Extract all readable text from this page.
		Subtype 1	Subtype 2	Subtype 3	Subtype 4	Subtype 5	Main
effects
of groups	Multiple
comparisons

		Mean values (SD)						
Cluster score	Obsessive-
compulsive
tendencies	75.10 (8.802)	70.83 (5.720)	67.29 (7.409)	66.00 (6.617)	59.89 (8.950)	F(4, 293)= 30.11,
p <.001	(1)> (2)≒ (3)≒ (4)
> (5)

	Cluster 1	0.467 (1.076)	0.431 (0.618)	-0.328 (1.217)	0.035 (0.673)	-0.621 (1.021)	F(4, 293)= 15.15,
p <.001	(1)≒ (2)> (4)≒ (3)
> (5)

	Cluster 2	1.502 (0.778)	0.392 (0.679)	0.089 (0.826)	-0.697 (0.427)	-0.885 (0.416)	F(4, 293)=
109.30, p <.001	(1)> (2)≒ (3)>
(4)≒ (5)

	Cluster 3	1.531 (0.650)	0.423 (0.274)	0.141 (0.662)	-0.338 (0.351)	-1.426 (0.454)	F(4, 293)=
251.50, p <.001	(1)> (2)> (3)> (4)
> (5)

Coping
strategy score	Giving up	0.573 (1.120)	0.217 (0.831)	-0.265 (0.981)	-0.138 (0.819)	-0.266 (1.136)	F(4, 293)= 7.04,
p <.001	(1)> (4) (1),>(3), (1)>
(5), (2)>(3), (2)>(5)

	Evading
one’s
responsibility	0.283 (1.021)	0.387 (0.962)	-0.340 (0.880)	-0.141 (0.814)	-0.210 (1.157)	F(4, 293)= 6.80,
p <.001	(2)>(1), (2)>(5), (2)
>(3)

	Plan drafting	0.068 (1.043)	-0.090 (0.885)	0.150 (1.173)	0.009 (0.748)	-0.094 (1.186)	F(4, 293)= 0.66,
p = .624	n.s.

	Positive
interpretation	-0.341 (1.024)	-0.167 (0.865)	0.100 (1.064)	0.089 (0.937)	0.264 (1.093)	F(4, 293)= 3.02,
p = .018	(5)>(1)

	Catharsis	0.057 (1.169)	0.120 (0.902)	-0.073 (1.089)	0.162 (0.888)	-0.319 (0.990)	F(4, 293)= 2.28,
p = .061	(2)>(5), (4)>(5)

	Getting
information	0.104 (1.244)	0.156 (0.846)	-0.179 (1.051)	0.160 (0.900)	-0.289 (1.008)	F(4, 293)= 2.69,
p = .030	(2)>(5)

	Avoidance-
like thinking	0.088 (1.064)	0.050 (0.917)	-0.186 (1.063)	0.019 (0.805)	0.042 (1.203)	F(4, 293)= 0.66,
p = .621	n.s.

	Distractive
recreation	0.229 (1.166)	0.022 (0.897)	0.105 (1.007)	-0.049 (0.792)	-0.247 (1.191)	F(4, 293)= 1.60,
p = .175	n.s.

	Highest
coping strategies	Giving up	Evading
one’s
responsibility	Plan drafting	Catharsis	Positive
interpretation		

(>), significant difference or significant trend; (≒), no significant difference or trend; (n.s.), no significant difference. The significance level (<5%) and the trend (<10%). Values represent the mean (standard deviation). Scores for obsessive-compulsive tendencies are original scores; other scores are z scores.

§ Written instruction
Extract every line above containing the word "drafting".

§ Solution to this problem
	Plan drafting	0.068 (1.043)	-0.090 (0.885)	0.150 (1.173)	0.009 (0.748)	-0.094 (1.186)	F(4, 293)= 0.66,
responsibility	Plan drafting	Catharsis	Positive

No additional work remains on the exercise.